··· Exercise materials
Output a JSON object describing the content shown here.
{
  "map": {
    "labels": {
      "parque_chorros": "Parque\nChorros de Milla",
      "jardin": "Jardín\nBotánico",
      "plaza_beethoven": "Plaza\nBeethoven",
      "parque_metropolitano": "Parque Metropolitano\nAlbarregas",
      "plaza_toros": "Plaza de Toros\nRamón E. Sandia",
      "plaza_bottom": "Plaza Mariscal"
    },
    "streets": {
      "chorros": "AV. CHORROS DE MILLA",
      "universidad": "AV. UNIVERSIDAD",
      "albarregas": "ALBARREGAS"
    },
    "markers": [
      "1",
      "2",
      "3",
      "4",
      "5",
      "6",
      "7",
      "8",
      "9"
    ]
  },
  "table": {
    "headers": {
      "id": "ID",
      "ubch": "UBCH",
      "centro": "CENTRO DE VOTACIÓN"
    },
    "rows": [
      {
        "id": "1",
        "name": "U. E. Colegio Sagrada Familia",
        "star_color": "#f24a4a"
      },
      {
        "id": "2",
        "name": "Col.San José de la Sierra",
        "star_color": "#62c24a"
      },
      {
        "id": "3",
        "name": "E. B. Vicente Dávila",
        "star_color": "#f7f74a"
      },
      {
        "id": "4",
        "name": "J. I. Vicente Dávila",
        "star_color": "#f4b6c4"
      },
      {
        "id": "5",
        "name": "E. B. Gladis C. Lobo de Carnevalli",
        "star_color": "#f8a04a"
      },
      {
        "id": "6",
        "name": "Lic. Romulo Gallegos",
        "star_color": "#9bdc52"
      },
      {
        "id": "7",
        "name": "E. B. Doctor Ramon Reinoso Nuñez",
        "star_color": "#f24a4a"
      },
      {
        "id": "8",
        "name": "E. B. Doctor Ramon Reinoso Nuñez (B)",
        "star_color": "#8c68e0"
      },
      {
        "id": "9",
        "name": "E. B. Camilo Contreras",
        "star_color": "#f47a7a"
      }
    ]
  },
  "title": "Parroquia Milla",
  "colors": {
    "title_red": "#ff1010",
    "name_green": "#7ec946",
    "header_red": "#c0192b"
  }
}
······
Your goal
Repeat every line of the data, exactly and in full.

Completed task
Output a JSON object describing the content shown here.
{
  "map": {
    "labels": {
      "parque_chorros": "Parque\nChorros de Milla",
      "jardin": "Jardín\nBotánico",
      "plaza_beethoven": "Plaza\nBeethoven",
      "parque_metropolitano": "Parque Metropolitano\nAlbarregas",
      "plaza_toros": "Plaza de Toros\nRamón E. Sandia",
      "plaza_bottom": "Plaza Mariscal"
    },
    "streets": {
      "chorros": "AV. CHORROS DE MILLA",
      "universidad": "AV. UNIVERSIDAD",
      "albarregas": "ALBARREGAS"
    },
    "markers": [
      "1",
      "2",
      "3",
      "4",
      "5",
      "6",
      "7",
      "8",
      "9"
    ]
  },
  "table": {
    "headers": {
      "id": "ID",
      "ubch": "UBCH",
      "centro": "CENTRO DE VOTACIÓN"
    },
    "rows": [
      {
        "id": "1",
        "name": "U. E. Colegio Sagrada Familia",
        "star_color": "#f24a4a"
      },
      {
        "id": "2",
        "name": "Col.San José de la Sierra",
        "star_color": "#62c24a"
      },
      {
        "id": "3",
        "name": "E. B. Vicente Dávila",
        "star_color": "#f7f74a"
      },
      {
        "id": "4",
        "name": "J. I. Vicente Dávila",
        "star_color": "#f4b6c4"
      },
      {
        "id": "5",
        "name": "E. B. Gladis C. Lobo de Carnevalli",
        "star_color": "#f8a04a"
      },
      {
        "id": "6",
        "name": "Lic. Romulo Gallegos",
        "star_color": "#9bdc52"
      },
      {
        "id": "7",
        "name": "E. B. Doctor Ramon Reinoso Nuñez",
        "star_color": "#f24a4a"
      },
      {
        "id": "8",
        "name": "E. B. Doctor Ramon Reinoso Nuñez (B)",
        "star_color": "#8c68e0"
      },
      {
        "id": "9",
        "name": "E. B. Camilo Contreras",
        "star_color": "#f47a7a"
      }
    ]
  },
  "title": "Parroquia Milla",
  "colors": {
    "title_red": "#ff1010",
    "name_green": "#7ec946",
    "header_red": "#c0192b"
  }
}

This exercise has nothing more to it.